> _Task brief_:
Produce an exact copy of all the records.
......
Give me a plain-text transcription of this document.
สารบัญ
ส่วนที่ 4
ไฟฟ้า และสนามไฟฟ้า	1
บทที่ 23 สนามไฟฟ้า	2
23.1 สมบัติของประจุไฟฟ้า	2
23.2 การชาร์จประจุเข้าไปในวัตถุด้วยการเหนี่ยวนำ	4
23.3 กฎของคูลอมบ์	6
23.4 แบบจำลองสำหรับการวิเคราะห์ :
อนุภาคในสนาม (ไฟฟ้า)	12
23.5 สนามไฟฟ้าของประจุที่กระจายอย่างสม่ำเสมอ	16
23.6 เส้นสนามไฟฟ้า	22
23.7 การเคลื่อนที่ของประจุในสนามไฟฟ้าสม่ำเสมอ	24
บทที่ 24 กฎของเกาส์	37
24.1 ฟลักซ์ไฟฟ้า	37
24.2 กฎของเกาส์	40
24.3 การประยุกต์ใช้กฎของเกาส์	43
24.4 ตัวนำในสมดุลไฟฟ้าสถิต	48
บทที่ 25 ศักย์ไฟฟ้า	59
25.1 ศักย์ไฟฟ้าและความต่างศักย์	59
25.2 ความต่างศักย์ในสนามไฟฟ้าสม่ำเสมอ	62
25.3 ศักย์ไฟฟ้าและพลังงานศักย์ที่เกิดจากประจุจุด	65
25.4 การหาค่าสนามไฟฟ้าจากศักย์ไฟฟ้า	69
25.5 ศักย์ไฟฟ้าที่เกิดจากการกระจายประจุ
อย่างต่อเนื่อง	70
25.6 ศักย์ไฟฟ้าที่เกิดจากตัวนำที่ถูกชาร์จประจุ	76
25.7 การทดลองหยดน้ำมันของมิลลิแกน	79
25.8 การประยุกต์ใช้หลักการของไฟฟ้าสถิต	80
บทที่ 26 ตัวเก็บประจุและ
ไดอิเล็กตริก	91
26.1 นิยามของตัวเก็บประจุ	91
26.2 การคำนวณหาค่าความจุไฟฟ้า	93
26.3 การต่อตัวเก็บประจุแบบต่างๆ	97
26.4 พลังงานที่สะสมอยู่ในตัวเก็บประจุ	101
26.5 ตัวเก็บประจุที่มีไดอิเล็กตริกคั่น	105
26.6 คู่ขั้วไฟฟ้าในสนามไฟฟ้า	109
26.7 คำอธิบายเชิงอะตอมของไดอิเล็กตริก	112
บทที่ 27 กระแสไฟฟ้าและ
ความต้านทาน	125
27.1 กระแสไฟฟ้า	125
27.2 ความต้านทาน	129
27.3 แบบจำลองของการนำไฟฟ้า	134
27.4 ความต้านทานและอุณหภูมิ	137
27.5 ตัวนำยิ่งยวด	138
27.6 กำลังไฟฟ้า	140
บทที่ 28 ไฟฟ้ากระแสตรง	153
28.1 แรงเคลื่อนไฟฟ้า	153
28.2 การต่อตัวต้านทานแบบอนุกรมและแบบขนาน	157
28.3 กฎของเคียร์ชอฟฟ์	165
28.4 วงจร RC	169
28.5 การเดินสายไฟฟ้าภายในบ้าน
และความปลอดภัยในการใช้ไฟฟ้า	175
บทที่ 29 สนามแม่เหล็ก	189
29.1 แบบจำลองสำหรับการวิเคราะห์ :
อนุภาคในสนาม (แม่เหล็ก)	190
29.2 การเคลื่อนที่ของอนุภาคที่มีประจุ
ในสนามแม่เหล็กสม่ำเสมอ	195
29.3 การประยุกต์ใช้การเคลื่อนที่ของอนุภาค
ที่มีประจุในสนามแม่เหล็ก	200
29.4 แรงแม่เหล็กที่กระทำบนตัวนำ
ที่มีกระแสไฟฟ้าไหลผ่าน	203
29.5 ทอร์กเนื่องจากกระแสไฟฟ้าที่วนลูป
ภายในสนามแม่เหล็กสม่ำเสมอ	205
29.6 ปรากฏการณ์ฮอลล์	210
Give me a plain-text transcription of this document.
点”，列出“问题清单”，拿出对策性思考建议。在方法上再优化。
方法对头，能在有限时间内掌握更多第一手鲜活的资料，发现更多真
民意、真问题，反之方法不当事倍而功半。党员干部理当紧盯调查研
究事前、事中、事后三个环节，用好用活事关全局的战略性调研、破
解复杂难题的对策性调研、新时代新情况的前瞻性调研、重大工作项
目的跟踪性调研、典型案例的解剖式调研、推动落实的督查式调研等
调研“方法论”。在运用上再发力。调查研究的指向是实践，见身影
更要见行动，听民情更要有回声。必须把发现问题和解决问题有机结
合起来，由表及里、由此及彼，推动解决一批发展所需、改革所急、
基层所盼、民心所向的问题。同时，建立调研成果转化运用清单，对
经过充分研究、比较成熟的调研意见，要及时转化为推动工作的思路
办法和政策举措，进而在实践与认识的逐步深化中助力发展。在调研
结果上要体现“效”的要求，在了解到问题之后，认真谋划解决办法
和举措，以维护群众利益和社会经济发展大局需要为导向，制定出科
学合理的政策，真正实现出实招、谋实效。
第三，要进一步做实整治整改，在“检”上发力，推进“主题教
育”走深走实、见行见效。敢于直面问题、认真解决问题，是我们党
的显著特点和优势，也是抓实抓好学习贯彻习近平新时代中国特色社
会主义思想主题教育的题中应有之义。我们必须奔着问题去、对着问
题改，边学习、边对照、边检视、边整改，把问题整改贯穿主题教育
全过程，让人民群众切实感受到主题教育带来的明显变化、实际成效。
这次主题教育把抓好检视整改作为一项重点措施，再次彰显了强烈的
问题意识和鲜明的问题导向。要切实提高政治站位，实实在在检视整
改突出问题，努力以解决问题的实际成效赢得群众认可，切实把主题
......
> _Exercise result_:
Give me a plain-text transcription of this document.
สารบัญ
ส่วนที่ 4
ไฟฟ้า และสนามไฟฟ้า	1
บทที่ 23 สนามไฟฟ้า	2
23.1 สมบัติของประจุไฟฟ้า	2
23.2 การชาร์จประจุเข้าไปในวัตถุด้วยการเหนี่ยวนำ	4
23.3 กฎของคูลอมบ์	6
23.4 แบบจำลองสำหรับการวิเคราะห์ :
อนุภาคในสนาม (ไฟฟ้า)	12
23.5 สนามไฟฟ้าของประจุที่กระจายอย่างสม่ำเสมอ	16
23.6 เส้นสนามไฟฟ้า	22
23.7 การเคลื่อนที่ของประจุในสนามไฟฟ้าสม่ำเสมอ	24
บทที่ 24 กฎของเกาส์	37
24.1 ฟลักซ์ไฟฟ้า	37
24.2 กฎของเกาส์	40
24.3 การประยุกต์ใช้กฎของเกาส์	43
24.4 ตัวนำในสมดุลไฟฟ้าสถิต	48
บทที่ 25 ศักย์ไฟฟ้า	59
25.1 ศักย์ไฟฟ้าและความต่างศักย์	59
25.2 ความต่างศักย์ในสนามไฟฟ้าสม่ำเสมอ	62
25.3 ศักย์ไฟฟ้าและพลังงานศักย์ที่เกิดจากประจุจุด	65
25.4 การหาค่าสนามไฟฟ้าจากศักย์ไฟฟ้า	69
25.5 ศักย์ไฟฟ้าที่เกิดจากการกระจายประจุ
อย่างต่อเนื่อง	70
25.6 ศักย์ไฟฟ้าที่เกิดจากตัวนำที่ถูกชาร์จประจุ	76
25.7 การทดลองหยดน้ำมันของมิลลิแกน	79
25.8 การประยุกต์ใช้หลักการของไฟฟ้าสถิต	80
บทที่ 26 ตัวเก็บประจุและ
ไดอิเล็กตริก	91
26.1 นิยามของตัวเก็บประจุ	91
26.2 การคำนวณหาค่าความจุไฟฟ้า	93
26.3 การต่อตัวเก็บประจุแบบต่างๆ	97
26.4 พลังงานที่สะสมอยู่ในตัวเก็บประจุ	101
26.5 ตัวเก็บประจุที่มีไดอิเล็กตริกคั่น	105
26.6 คู่ขั้วไฟฟ้าในสนามไฟฟ้า	109
26.7 คำอธิบายเชิงอะตอมของไดอิเล็กตริก	112
บทที่ 27 กระแสไฟฟ้าและ
ความต้านทาน	125
27.1 กระแสไฟฟ้า	125
27.2 ความต้านทาน	129
27.3 แบบจำลองของการนำไฟฟ้า	134
27.4 ความต้านทานและอุณหภูมิ	137
27.5 ตัวนำยิ่งยวด	138
27.6 กำลังไฟฟ้า	140
บทที่ 28 ไฟฟ้ากระแสตรง	153
28.1 แรงเคลื่อนไฟฟ้า	153
28.2 การต่อตัวต้านทานแบบอนุกรมและแบบขนาน	157
28.3 กฎของเคียร์ชอฟฟ์	165
28.4 วงจร RC	169
28.5 การเดินสายไฟฟ้าภายในบ้าน
และความปลอดภัยในการใช้ไฟฟ้า	175
บทที่ 29 สนามแม่เหล็ก	189
29.1 แบบจำลองสำหรับการวิเคราะห์ :
อนุภาคในสนาม (แม่เหล็ก)	190
29.2 การเคลื่อนที่ของอนุภาคที่มีประจุ
ในสนามแม่เหล็กสม่ำเสมอ	195
29.3 การประยุกต์ใช้การเคลื่อนที่ของอนุภาค
ที่มีประจุในสนามแม่เหล็ก	200
29.4 แรงแม่เหล็กที่กระทำบนตัวนำ
ที่มีกระแสไฟฟ้าไหลผ่าน	203
29.5 ทอร์กเนื่องจากกระแสไฟฟ้าที่วนลูป
ภายในสนามแม่เหล็กสม่ำเสมอ	205
29.6 ปรากฏการณ์ฮอลล์	210
Give me a plain-text transcription of this document.
点”，列出“问题清单”，拿出对策性思考建议。在方法上再优化。
方法对头，能在有限时间内掌握更多第一手鲜活的资料，发现更多真
民意、真问题，反之方法不当事倍而功半。党员干部理当紧盯调查研
究事前、事中、事后三个环节，用好用活事关全局的战略性调研、破
解复杂难题的对策性调研、新时代新情况的前瞻性调研、重大工作项
目的跟踪性调研、典型案例的解剖式调研、推动落实的督查式调研等
调研“方法论”。在运用上再发力。调查研究的指向是实践，见身影
更要见行动，听民情更要有回声。必须把发现问题和解决问题有机结
合起来，由表及里、由此及彼，推动解决一批发展所需、改革所急、
基层所盼、民心所向的问题。同时，建立调研成果转化运用清单，对
经过充分研究、比较成熟的调研意见，要及时转化为推动工作的思路
办法和政策举措，进而在实践与认识的逐步深化中助力发展。在调研
结果上要体现“效”的要求，在了解到问题之后，认真谋划解决办法
和举措，以维护群众利益和社会经济发展大局需要为导向，制定出科
学合理的政策，真正实现出实招、谋实效。
第三，要进一步做实整治整改，在“检”上发力，推进“主题教
育”走深走实、见行见效。敢于直面问题、认真解决问题，是我们党
的显著特点和优势，也是抓实抓好学习贯彻习近平新时代中国特色社
会主义思想主题教育的题中应有之义。我们必须奔着问题去、对着问
题改，边学习、边对照、边检视、边整改，把问题整改贯穿主题教育
全过程，让人民群众切实感受到主题教育带来的明显变化、实际成效。
这次主题教育把抓好检视整改作为一项重点措施，再次彰显了强烈的
问题意识和鲜明的问题导向。要切实提高政治站位，实实在在检视整
改突出问题，努力以解决问题的实际成效赢得群众认可，切实把主题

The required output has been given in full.